### What is required
Gather up all lines that carry the word "when".

◇ ◇ ◇ ◇

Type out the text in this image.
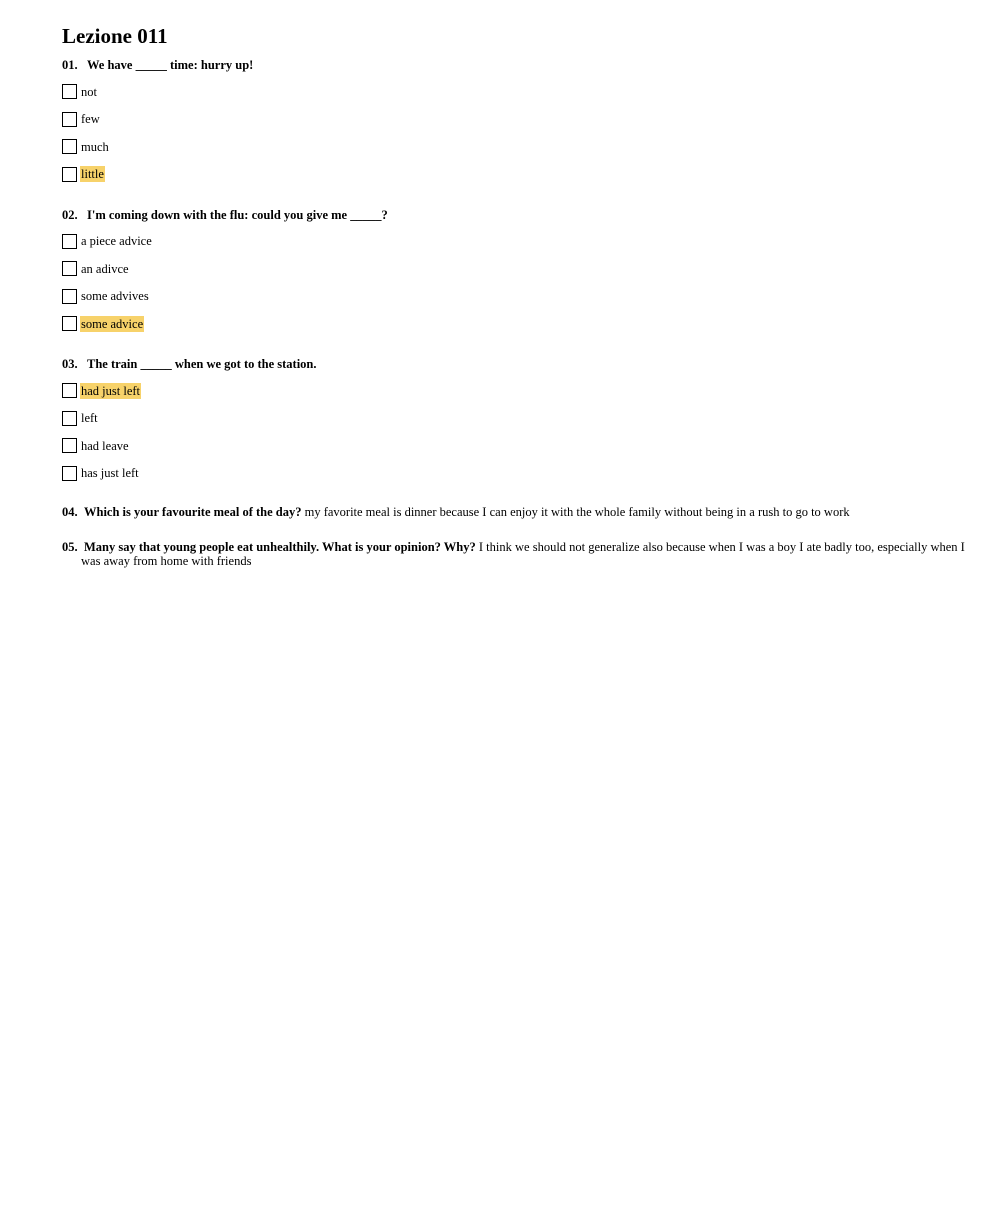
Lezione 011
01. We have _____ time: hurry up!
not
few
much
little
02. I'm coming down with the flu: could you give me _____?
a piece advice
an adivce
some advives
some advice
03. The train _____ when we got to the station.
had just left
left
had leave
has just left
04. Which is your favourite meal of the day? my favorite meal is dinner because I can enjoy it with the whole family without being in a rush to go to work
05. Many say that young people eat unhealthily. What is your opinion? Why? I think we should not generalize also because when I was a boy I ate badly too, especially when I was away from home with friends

◇ ◇ ◇ ◇

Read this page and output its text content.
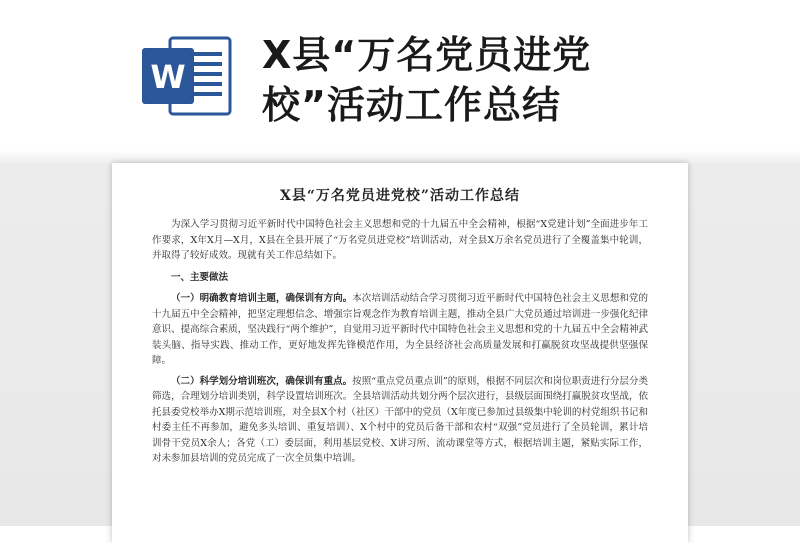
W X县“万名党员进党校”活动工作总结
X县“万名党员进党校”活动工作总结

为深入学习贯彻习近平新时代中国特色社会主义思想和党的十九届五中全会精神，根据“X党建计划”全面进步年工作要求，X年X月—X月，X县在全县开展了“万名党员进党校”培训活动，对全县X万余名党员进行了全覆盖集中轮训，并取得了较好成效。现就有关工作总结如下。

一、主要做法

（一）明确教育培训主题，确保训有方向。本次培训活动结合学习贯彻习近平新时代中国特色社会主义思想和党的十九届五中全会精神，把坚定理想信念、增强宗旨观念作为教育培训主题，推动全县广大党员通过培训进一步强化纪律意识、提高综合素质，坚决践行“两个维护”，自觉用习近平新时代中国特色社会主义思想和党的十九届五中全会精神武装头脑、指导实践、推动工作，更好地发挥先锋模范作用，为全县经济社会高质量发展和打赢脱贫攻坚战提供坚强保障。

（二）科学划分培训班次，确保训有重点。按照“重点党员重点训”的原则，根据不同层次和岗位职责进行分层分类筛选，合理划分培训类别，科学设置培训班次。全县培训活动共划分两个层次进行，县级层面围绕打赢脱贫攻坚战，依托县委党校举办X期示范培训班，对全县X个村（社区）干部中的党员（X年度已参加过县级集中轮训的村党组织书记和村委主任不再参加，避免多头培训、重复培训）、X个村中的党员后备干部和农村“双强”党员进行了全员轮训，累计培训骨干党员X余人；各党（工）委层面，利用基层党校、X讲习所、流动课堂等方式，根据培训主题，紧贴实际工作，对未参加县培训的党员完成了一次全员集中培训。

◇ ◇ ◇ ◇

### Final answer
03. The train _____ when we got to the station.
05. Many say that young people eat unhealthily. What is your opinion? Why? I think we should not generalize also because when I was a boy I ate badly too, especially when I was away from home with friends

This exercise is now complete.